**THE TASK:**
Could you write out the records below exactly as they appear?

(Saved entries)
────

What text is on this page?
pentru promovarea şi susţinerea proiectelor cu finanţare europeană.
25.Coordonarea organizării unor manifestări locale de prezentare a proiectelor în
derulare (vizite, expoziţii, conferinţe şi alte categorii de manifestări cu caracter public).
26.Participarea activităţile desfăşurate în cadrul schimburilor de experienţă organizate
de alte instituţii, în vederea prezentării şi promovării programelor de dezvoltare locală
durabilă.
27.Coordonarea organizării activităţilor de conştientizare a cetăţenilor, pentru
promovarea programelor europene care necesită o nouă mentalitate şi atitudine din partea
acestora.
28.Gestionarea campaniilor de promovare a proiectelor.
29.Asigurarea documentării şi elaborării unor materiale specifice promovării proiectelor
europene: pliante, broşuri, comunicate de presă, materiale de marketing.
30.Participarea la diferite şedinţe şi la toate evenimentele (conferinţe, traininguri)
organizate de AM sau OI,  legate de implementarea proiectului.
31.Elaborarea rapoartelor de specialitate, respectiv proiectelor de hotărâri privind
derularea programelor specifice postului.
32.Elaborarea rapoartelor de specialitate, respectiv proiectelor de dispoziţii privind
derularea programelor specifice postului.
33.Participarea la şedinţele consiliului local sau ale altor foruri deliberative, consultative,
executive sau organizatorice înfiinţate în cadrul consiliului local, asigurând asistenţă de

────

**COMPLETE OUTPUT:**
What text is on this page?
pentru promovarea şi susţinerea proiectelor cu finanţare europeană.
25.Coordonarea organizării unor manifestări locale de prezentare a proiectelor în
derulare (vizite, expoziţii, conferinţe şi alte categorii de manifestări cu caracter public).
26.Participarea activităţile desfăşurate în cadrul schimburilor de experienţă organizate
de alte instituţii, în vederea prezentării şi promovării programelor de dezvoltare locală
durabilă.
27.Coordonarea organizării activităţilor de conştientizare a cetăţenilor, pentru
promovarea programelor europene care necesită o nouă mentalitate şi atitudine din partea
acestora.
28.Gestionarea campaniilor de promovare a proiectelor.
29.Asigurarea documentării şi elaborării unor materiale specifice promovării proiectelor
europene: pliante, broşuri, comunicate de presă, materiale de marketing.
30.Participarea la diferite şedinţe şi la toate evenimentele (conferinţe, traininguri)
organizate de AM sau OI,  legate de implementarea proiectului.
31.Elaborarea rapoartelor de specialitate, respectiv proiectelor de hotărâri privind
derularea programelor specifice postului.
32.Elaborarea rapoartelor de specialitate, respectiv proiectelor de dispoziţii privind
derularea programelor specifice postului.
33.Participarea la şedinţele consiliului local sau ale altor foruri deliberative, consultative,
executive sau organizatorice înfiinţate în cadrul consiliului local, asigurând asistenţă de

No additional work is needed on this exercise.